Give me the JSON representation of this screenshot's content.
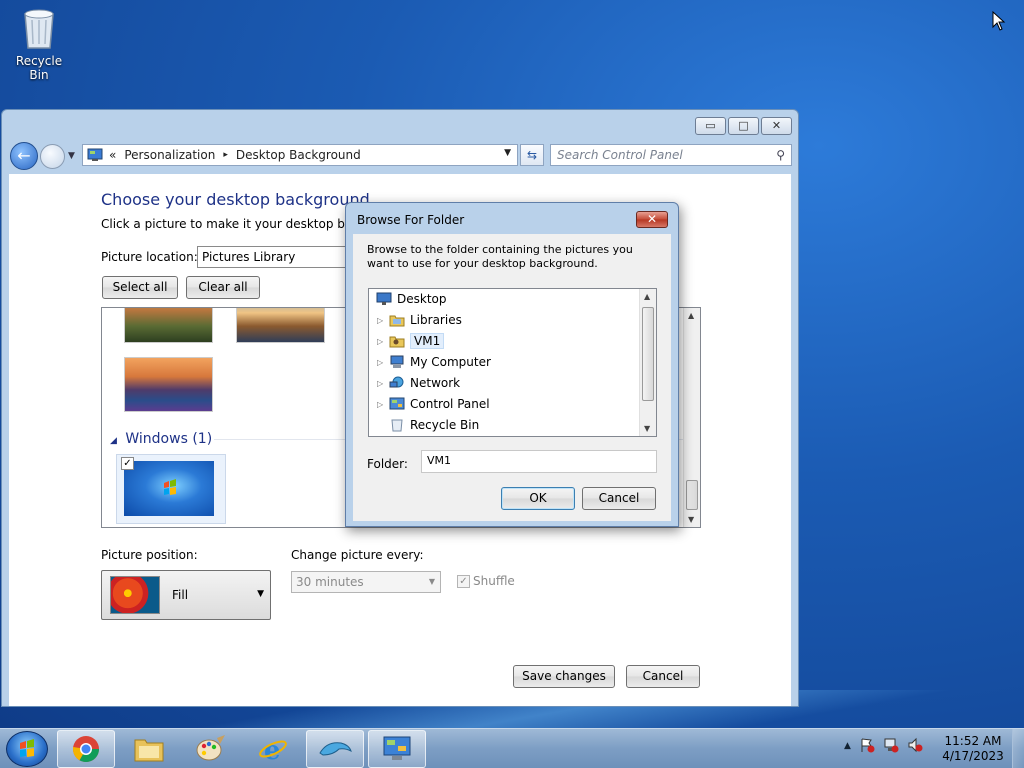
{
  "desktop": {
    "icons": [
      {
        "label": "Recycle Bin",
        "icon": "recycle-bin-icon"
      }
    ]
  },
  "window": {
    "caption_buttons": {
      "minimize": "▭",
      "maximize": "□",
      "close": "✕"
    },
    "address": {
      "prefix": "«",
      "crumbs": [
        "Personalization",
        "Desktop Background"
      ],
      "separator": "▸",
      "dropdown": "▼",
      "refresh": "⇆"
    },
    "search": {
      "placeholder": "Search Control Panel",
      "icon": "⚲"
    },
    "heading": "Choose your desktop background",
    "subheading": "Click a picture to make it your desktop background",
    "picture_location_label": "Picture location:",
    "picture_location_value": "Pictures Library",
    "select_all": "Select all",
    "clear_all": "Clear all",
    "group_expander": "◢",
    "group_title": "Windows (1)",
    "checkmark": "✓",
    "scroll_up": "▲",
    "scroll_down": "▼",
    "picture_position_label": "Picture position:",
    "picture_position_value": "Fill",
    "change_every_label": "Change picture every:",
    "change_every_value": "30 minutes",
    "shuffle_label": "Shuffle",
    "shuffle_checked": true,
    "save_changes": "Save changes",
    "cancel": "Cancel"
  },
  "dialog": {
    "title": "Browse For Folder",
    "close": "✕",
    "description": "Browse to the folder containing the pictures you want to use for your desktop background.",
    "tree": [
      {
        "label": "Desktop",
        "icon": "desktop-icon",
        "expander": false,
        "selected": false
      },
      {
        "label": "Libraries",
        "icon": "libraries-icon",
        "expander": true,
        "selected": false
      },
      {
        "label": "VM1",
        "icon": "user-folder-icon",
        "expander": true,
        "selected": true
      },
      {
        "label": "My Computer",
        "icon": "computer-icon",
        "expander": true,
        "selected": false
      },
      {
        "label": "Network",
        "icon": "network-icon",
        "expander": true,
        "selected": false
      },
      {
        "label": "Control Panel",
        "icon": "control-panel-icon",
        "expander": true,
        "selected": false
      },
      {
        "label": "Recycle Bin",
        "icon": "recycle-bin-icon",
        "expander": false,
        "selected": false
      }
    ],
    "expander_glyph": "▷",
    "folder_label": "Folder:",
    "folder_value": "VM1",
    "ok": "OK",
    "cancel": "Cancel"
  },
  "taskbar": {
    "apps": [
      {
        "name": "chrome",
        "icon": "chrome-icon",
        "active": true
      },
      {
        "name": "explorer",
        "icon": "folder-icon",
        "active": false
      },
      {
        "name": "paint",
        "icon": "palette-icon",
        "active": false
      },
      {
        "name": "internet-explorer",
        "icon": "ie-icon",
        "active": false
      },
      {
        "name": "dolphin",
        "icon": "dolphin-icon",
        "active": false
      },
      {
        "name": "control-panel",
        "icon": "control-panel-icon",
        "active": true
      }
    ],
    "tray_arrow": "▲",
    "clock_time": "11:52 AM",
    "clock_date": "4/17/2023"
  },
  "colors": {
    "heading_blue": "#1e3287",
    "window_frame": "#b9d1ea",
    "desktop_blue": "#1b5bb3"
  }
}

○ ○ ○ ○ ○

— Exercise description —
Pictures are to be left out; the records above must be repeated word for word.

— Complete output —
Give me the JSON representation of this screenshot's content.
{
  "desktop": {
    "icons": [
      {
        "label": "Recycle Bin",
        "icon": "recycle-bin-icon"
      }
    ]
  },
  "window": {
    "caption_buttons": {
      "minimize": "▭",
      "maximize": "□",
      "close": "✕"
    },
    "address": {
      "prefix": "«",
      "crumbs": [
        "Personalization",
        "Desktop Background"
      ],
      "separator": "▸",
      "dropdown": "▼",
      "refresh": "⇆"
    },
    "search": {
      "placeholder": "Search Control Panel",
      "icon": "⚲"
    },
    "heading": "Choose your desktop background",
    "subheading": "Click a picture to make it your desktop background",
    "picture_location_label": "Picture location:",
    "picture_location_value": "Pictures Library",
    "select_all": "Select all",
    "clear_all": "Clear all",
    "group_expander": "◢",
    "group_title": "Windows (1)",
    "checkmark": "✓",
    "scroll_up": "▲",
    "scroll_down": "▼",
    "picture_position_label": "Picture position:",
    "picture_position_value": "Fill",
    "change_every_label": "Change picture every:",
    "change_every_value": "30 minutes",
    "shuffle_label": "Shuffle",
    "shuffle_checked": true,
    "save_changes": "Save changes",
    "cancel": "Cancel"
  },
  "dialog": {
    "title": "Browse For Folder",
    "close": "✕",
    "description": "Browse to the folder containing the pictures you want to use for your desktop background.",
    "tree": [
      {
        "label": "Desktop",
        "icon": "desktop-icon",
        "expander": false,
        "selected": false
      },
      {
        "label": "Libraries",
        "icon": "libraries-icon",
        "expander": true,
        "selected": false
      },
      {
        "label": "VM1",
        "icon": "user-folder-icon",
        "expander": true,
        "selected": true
      },
      {
        "label": "My Computer",
        "icon": "computer-icon",
        "expander": true,
        "selected": false
      },
      {
        "label": "Network",
        "icon": "network-icon",
        "expander": true,
        "selected": false
      },
      {
        "label": "Control Panel",
        "icon": "control-panel-icon",
        "expander": true,
        "selected": false
      },
      {
        "label": "Recycle Bin",
        "icon": "recycle-bin-icon",
        "expander": false,
        "selected": false
      }
    ],
    "expander_glyph": "▷",
    "folder_label": "Folder:",
    "folder_value": "VM1",
    "ok": "OK",
    "cancel": "Cancel"
  },
  "taskbar": {
    "apps": [
      {
        "name": "chrome",
        "icon": "chrome-icon",
        "active": true
      },
      {
        "name": "explorer",
        "icon": "folder-icon",
        "active": false
      },
      {
        "name": "paint",
        "icon": "palette-icon",
        "active": false
      },
      {
        "name": "internet-explorer",
        "icon": "ie-icon",
        "active": false
      },
      {
        "name": "dolphin",
        "icon": "dolphin-icon",
        "active": false
      },
      {
        "name": "control-panel",
        "icon": "control-panel-icon",
        "active": true
      }
    ],
    "tray_arrow": "▲",
    "clock_time": "11:52 AM",
    "clock_date": "4/17/2023"
  },
  "colors": {
    "heading_blue": "#1e3287",
    "window_frame": "#b9d1ea",
    "desktop_blue": "#1b5bb3"
  }
}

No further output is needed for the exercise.